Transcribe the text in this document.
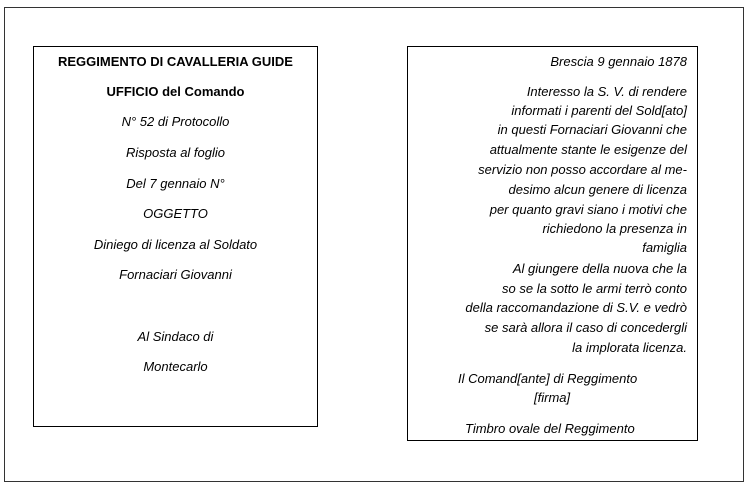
REGGIMENTO DI CAVALLERIA GUIDE
UFFICIO del Comando
N° 52 di Protocollo
Risposta al foglio
Del 7 gennaio N°
OGGETTO
Diniego di licenza al Soldato
Fornaciari Giovanni
Al Sindaco di
Montecarlo
Brescia 9 gennaio 1878
Interesso la S. V. di rendere
informati i parenti del Sold[ato]
in questi Fornaciari Giovanni che
attualmente stante le esigenze del
servizio non posso accordare al me-
desimo alcun genere di licenza
per quanto gravi siano i motivi che
richiedono la presenza in
famiglia
Al giungere della nuova che la
so se la sotto le armi terrò conto
della raccomandazione di S.V. e vedrò
se sarà allora il caso di concedergli
la implorata licenza.
Il Comand[ante] di Reggimento
[firma]
Timbro ovale del Reggimento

▸ Work required: Set down the records in full and exactly. Do not carry over any image.

▸ Reply:
Transcribe the text in this document.
REGGIMENTO DI CAVALLERIA GUIDE
UFFICIO del Comando
N° 52 di Protocollo
Risposta al foglio
Del 7 gennaio N°
OGGETTO
Diniego di licenza al Soldato
Fornaciari Giovanni
Al Sindaco di
Montecarlo
Brescia 9 gennaio 1878
Interesso la S. V. di rendere
informati i parenti del Sold[ato]
in questi Fornaciari Giovanni che
attualmente stante le esigenze del
servizio non posso accordare al me-
desimo alcun genere di licenza
per quanto gravi siano i motivi che
richiedono la presenza in
famiglia
Al giungere della nuova che la
so se la sotto le armi terrò conto
della raccomandazione di S.V. e vedrò
se sarà allora il caso di concedergli
la implorata licenza.
Il Comand[ante] di Reggimento
[firma]
Timbro ovale del Reggimento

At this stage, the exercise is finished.